Directive: Your task is to output all the records below, word for word.

Listing:
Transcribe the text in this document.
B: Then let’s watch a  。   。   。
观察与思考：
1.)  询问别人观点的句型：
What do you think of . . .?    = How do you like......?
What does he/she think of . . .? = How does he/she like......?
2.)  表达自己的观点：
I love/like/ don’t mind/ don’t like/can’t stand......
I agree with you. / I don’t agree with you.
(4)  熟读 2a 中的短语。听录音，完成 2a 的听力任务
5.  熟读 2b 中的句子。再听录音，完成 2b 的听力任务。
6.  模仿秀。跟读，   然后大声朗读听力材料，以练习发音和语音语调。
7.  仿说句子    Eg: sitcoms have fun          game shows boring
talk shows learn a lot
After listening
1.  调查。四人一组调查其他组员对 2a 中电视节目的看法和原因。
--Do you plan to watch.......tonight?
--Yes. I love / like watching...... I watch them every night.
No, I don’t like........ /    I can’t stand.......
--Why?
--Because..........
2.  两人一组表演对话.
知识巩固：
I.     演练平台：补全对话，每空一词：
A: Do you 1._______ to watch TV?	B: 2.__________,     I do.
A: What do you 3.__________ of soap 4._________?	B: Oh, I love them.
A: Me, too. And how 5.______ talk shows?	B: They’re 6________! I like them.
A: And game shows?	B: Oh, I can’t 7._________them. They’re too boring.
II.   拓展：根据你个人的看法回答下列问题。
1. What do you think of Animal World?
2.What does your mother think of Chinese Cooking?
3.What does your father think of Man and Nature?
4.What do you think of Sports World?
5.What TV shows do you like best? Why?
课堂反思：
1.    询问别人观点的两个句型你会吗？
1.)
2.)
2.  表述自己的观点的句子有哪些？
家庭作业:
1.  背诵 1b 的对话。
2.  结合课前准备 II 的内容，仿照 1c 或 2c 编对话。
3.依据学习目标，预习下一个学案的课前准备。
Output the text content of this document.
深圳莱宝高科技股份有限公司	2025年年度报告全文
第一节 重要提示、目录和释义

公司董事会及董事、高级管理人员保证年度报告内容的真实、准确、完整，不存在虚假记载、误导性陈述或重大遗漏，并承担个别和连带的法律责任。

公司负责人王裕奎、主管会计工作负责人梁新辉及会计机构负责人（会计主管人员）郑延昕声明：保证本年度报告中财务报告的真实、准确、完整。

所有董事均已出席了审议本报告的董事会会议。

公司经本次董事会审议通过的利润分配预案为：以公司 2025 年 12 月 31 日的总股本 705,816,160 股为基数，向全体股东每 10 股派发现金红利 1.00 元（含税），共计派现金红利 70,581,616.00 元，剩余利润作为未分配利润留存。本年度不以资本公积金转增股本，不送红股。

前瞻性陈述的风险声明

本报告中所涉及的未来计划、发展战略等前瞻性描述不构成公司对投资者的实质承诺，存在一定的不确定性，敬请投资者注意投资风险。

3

The reply:
Transcribe the text in this document.
B: Then let’s watch a  。   。   。
观察与思考：
1.)  询问别人观点的句型：
What do you think of . . .?    = How do you like......?
What does he/she think of . . .? = How does he/she like......?
2.)  表达自己的观点：
I love/like/ don’t mind/ don’t like/can’t stand......
I agree with you. / I don’t agree with you.
(4)  熟读 2a 中的短语。听录音，完成 2a 的听力任务
5.  熟读 2b 中的句子。再听录音，完成 2b 的听力任务。
6.  模仿秀。跟读，   然后大声朗读听力材料，以练习发音和语音语调。
7.  仿说句子    Eg: sitcoms have fun          game shows boring
talk shows learn a lot
After listening
1.  调查。四人一组调查其他组员对 2a 中电视节目的看法和原因。
--Do you plan to watch.......tonight?
--Yes. I love / like watching...... I watch them every night.
No, I don’t like........ /    I can’t stand.......
--Why?
--Because..........
2.  两人一组表演对话.
知识巩固：
I.     演练平台：补全对话，每空一词：
A: Do you 1._______ to watch TV?	B: 2.__________,     I do.
A: What do you 3.__________ of soap 4._________?	B: Oh, I love them.
A: Me, too. And how 5.______ talk shows?	B: They’re 6________! I like them.
A: And game shows?	B: Oh, I can’t 7._________them. They’re too boring.
II.   拓展：根据你个人的看法回答下列问题。
1. What do you think of Animal World?
2.What does your mother think of Chinese Cooking?
3.What does your father think of Man and Nature?
4.What do you think of Sports World?
5.What TV shows do you like best? Why?
课堂反思：
1.    询问别人观点的两个句型你会吗？
1.)
2.)
2.  表述自己的观点的句子有哪些？
家庭作业:
1.  背诵 1b 的对话。
2.  结合课前准备 II 的内容，仿照 1c 或 2c 编对话。
3.依据学习目标，预习下一个学案的课前准备。
Output the text content of this document.
深圳莱宝高科技股份有限公司	2025年年度报告全文
第一节 重要提示、目录和释义

公司董事会及董事、高级管理人员保证年度报告内容的真实、准确、完整，不存在虚假记载、误导性陈述或重大遗漏，并承担个别和连带的法律责任。

公司负责人王裕奎、主管会计工作负责人梁新辉及会计机构负责人（会计主管人员）郑延昕声明：保证本年度报告中财务报告的真实、准确、完整。

所有董事均已出席了审议本报告的董事会会议。

公司经本次董事会审议通过的利润分配预案为：以公司 2025 年 12 月 31 日的总股本 705,816,160 股为基数，向全体股东每 10 股派发现金红利 1.00 元（含税），共计派现金红利 70,581,616.00 元，剩余利润作为未分配利润留存。本年度不以资本公积金转增股本，不送红股。

前瞻性陈述的风险声明

本报告中所涉及的未来计划、发展战略等前瞻性描述不构成公司对投资者的实质承诺，存在一定的不确定性，敬请投资者注意投资风险。

3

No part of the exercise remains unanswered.